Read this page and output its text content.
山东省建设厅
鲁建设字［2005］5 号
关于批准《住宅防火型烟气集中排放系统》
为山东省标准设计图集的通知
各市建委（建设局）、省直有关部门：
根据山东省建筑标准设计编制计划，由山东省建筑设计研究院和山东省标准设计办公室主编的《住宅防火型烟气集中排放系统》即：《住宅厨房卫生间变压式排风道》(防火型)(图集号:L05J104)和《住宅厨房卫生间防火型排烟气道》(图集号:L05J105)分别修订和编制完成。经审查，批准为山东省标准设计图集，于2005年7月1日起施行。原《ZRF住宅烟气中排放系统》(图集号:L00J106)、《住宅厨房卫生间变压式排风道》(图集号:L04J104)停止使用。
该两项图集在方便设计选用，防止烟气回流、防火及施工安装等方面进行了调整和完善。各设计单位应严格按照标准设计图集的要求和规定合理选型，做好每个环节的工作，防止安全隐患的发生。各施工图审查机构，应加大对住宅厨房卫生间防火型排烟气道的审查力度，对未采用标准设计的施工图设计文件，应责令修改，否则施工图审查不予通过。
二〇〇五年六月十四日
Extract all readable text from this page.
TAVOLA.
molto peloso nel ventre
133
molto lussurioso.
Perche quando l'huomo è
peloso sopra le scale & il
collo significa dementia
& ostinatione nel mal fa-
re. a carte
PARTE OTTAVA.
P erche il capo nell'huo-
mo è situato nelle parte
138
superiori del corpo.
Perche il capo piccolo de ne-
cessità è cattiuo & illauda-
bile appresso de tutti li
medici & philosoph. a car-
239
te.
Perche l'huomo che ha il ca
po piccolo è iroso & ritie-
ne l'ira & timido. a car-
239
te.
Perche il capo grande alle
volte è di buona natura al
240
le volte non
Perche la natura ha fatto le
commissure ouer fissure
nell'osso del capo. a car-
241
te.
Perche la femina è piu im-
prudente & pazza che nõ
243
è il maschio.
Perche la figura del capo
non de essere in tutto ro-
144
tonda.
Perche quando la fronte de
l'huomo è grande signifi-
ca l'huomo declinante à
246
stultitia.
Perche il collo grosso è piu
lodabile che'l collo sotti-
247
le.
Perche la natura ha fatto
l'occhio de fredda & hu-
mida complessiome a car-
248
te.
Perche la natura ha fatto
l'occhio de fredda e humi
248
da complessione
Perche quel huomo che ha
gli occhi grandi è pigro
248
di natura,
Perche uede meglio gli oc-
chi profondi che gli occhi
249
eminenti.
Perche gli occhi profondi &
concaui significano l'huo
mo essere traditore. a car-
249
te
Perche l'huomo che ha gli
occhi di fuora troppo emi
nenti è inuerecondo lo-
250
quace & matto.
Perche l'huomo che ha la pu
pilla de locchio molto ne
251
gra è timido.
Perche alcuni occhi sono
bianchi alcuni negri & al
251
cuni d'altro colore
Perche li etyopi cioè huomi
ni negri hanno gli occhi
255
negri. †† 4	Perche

□ □ □

EXERCISE PROMPT: Copy each line of the records above that carries the word "住宅防火型烟气集中排放系统".

RESPONSE TO THIS EXERCISE:
关于批准《住宅防火型烟气集中排放系统》
根据山东省建筑标准设计编制计划，由山东省建筑设计研究院和山东省标准设计办公室主编的《住宅防火型烟气集中排放系统》即：《住宅厨房卫生间变压式排风道》(防火型)(图集号:L05J104)和《住宅厨房卫生间防火型排烟气道》(图集号:L05J105)分别修订和编制完成。经审查，批准为山东省标准设计图集，于2005年7月1日起施行。原《ZRF住宅烟气中排放系统》(图集号:L00J106)、《住宅厨房卫生间变压式排风道》(图集号:L04J104)停止使用。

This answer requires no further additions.